Direction: Reproduce the data below verbatim from the line containing "Serialize everything readable" through its final line, and produce nothing more.

Dataset excerpts
★ ★ ★ ★ ★ ★ ★
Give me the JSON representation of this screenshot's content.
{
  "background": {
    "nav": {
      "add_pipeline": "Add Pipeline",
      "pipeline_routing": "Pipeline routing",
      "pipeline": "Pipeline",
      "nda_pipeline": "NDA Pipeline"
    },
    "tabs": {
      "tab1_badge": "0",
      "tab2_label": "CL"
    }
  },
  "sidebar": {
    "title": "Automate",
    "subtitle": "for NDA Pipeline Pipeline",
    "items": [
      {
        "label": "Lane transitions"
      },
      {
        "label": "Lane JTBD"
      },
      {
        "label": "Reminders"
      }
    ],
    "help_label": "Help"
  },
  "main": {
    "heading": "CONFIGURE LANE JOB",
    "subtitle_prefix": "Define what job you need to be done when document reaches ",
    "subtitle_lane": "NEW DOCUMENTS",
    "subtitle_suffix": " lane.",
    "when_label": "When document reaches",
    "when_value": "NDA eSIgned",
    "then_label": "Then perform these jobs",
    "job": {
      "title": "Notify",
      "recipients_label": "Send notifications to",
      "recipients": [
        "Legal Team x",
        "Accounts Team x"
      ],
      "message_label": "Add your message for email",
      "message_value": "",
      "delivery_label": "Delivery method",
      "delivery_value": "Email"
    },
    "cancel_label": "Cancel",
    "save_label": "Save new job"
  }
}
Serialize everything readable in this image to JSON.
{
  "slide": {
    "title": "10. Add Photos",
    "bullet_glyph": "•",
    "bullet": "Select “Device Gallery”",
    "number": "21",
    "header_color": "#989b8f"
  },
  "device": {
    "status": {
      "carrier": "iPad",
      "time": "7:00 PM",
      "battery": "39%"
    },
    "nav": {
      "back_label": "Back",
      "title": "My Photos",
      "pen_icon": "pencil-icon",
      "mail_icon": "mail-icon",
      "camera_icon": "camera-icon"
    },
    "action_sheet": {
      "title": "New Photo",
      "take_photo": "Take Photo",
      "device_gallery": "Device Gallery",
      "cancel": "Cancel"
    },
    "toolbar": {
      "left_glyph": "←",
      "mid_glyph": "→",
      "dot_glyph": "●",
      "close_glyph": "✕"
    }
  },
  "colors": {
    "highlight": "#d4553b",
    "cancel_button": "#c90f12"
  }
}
★ ★ ★ ★ ★ ★ ★
Exercise answer:
Serialize everything readable in this image to JSON.
{
  "slide": {
    "title": "10. Add Photos",
    "bullet_glyph": "•",
    "bullet": "Select “Device Gallery”",
    "number": "21",
    "header_color": "#989b8f"
  },
  "device": {
    "status": {
      "carrier": "iPad",
      "time": "7:00 PM",
      "battery": "39%"
    },
    "nav": {
      "back_label": "Back",
      "title": "My Photos",
      "pen_icon": "pencil-icon",
      "mail_icon": "mail-icon",
      "camera_icon": "camera-icon"
    },
    "action_sheet": {
      "title": "New Photo",
      "take_photo": "Take Photo",
      "device_gallery": "Device Gallery",
      "cancel": "Cancel"
    },
    "toolbar": {
      "left_glyph": "←",
      "mid_glyph": "→",
      "dot_glyph": "●",
      "close_glyph": "✕"
    }
  },
  "colors": {
    "highlight": "#d4553b",
    "cancel_button": "#c90f12"
  }
}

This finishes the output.